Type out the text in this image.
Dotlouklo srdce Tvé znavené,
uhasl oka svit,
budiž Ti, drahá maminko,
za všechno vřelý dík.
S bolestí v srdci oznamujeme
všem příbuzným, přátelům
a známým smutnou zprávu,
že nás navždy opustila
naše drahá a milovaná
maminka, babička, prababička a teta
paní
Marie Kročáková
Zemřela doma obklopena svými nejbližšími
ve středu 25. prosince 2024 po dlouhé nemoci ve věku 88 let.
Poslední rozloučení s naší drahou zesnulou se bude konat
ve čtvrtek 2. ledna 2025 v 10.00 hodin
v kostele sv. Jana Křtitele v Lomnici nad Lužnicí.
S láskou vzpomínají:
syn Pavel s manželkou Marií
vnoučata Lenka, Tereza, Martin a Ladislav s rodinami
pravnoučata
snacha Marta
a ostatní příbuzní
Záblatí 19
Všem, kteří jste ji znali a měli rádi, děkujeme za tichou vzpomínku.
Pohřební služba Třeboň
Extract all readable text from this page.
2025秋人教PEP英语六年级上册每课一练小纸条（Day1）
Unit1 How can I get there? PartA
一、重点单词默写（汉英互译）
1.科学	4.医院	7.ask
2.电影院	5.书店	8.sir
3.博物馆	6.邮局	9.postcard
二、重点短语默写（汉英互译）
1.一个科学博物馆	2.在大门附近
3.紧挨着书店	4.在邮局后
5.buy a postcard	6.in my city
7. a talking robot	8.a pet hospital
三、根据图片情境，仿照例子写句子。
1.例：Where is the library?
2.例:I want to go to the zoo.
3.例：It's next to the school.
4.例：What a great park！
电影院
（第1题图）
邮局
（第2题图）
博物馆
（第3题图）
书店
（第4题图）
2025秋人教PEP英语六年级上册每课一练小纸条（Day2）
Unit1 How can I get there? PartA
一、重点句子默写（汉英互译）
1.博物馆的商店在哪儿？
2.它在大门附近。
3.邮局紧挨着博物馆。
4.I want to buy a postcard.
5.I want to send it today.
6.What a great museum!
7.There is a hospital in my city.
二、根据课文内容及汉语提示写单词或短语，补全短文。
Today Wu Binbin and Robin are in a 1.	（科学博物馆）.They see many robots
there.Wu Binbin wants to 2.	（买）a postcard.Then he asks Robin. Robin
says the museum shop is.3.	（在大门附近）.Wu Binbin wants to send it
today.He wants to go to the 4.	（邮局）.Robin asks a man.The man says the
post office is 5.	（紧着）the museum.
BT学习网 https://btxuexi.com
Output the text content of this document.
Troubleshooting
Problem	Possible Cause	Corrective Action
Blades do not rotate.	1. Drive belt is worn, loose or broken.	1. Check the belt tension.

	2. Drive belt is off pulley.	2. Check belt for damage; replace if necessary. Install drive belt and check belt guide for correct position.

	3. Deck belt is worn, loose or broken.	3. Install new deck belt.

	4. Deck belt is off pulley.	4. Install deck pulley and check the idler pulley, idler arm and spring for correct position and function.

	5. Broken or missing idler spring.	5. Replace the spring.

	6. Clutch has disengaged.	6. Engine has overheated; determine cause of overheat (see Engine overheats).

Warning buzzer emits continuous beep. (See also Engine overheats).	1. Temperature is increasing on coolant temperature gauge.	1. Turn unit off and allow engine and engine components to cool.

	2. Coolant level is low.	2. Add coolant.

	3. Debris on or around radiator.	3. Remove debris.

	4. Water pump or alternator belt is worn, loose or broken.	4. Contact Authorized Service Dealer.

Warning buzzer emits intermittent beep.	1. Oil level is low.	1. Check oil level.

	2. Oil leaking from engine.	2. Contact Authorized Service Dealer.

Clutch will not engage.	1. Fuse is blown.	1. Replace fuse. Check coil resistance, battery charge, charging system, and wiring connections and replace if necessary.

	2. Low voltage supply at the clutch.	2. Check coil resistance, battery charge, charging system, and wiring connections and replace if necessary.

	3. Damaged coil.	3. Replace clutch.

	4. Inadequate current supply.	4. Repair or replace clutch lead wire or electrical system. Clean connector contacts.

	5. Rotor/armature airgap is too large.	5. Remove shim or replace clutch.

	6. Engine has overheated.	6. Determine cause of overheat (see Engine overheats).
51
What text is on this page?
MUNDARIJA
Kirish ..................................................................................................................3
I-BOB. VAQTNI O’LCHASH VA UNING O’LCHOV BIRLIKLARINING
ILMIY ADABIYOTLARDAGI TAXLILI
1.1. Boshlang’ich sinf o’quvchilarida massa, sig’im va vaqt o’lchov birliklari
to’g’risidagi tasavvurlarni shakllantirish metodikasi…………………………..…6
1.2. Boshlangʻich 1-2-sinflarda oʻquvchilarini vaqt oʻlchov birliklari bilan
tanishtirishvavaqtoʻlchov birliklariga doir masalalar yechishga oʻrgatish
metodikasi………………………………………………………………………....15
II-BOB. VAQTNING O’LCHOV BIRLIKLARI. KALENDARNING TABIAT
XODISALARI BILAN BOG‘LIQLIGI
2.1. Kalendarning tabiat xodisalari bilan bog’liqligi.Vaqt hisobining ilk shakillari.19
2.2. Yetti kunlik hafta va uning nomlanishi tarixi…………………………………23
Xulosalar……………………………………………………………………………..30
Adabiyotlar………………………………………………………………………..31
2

==========

**Task to carry out**
Report the number of lines containing the string "pulley" and add nothing to it.

**Task response**
2